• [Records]
···
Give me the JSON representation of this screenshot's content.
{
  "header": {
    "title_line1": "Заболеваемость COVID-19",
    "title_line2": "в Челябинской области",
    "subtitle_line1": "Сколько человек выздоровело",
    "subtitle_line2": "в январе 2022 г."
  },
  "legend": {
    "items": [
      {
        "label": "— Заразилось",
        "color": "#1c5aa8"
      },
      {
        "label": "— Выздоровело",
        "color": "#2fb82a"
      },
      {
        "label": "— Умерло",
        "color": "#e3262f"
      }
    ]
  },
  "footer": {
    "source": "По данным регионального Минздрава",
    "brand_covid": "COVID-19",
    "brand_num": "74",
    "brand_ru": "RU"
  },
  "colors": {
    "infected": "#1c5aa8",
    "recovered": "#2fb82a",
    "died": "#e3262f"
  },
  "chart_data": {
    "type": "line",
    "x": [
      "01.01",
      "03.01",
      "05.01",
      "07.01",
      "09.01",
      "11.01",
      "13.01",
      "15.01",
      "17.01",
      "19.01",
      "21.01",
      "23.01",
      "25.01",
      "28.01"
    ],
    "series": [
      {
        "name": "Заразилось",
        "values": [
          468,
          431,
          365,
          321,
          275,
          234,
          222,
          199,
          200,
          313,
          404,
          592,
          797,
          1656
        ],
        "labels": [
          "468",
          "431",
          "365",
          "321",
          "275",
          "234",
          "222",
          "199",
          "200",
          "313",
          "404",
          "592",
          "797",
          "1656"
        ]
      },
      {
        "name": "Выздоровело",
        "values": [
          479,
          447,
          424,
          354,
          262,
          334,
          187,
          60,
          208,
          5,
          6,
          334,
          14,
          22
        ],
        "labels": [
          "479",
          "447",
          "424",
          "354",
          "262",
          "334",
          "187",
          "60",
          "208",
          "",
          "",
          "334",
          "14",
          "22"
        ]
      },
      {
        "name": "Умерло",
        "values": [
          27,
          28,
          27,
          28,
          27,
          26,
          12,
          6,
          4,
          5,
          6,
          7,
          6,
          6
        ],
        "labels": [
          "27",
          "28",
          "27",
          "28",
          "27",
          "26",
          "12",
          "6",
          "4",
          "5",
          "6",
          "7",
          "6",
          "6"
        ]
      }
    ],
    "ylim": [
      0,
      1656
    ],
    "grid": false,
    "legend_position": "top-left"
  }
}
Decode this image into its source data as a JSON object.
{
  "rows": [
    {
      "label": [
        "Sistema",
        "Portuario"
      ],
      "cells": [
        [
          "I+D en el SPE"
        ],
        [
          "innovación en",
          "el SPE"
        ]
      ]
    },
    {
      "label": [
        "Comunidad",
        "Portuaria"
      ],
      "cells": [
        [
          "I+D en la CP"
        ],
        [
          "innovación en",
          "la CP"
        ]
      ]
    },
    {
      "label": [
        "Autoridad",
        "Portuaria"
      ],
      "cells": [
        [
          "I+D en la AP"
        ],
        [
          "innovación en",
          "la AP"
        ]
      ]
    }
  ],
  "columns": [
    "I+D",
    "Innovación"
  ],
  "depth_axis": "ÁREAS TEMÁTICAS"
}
···
• [EXERCISE BRIEF] Collect every line above that contains the word "name".

• [CORRECT ANSWER]
        "name": "Заразилось",
        "name": "Выздоровело",
        "name": "Умерло",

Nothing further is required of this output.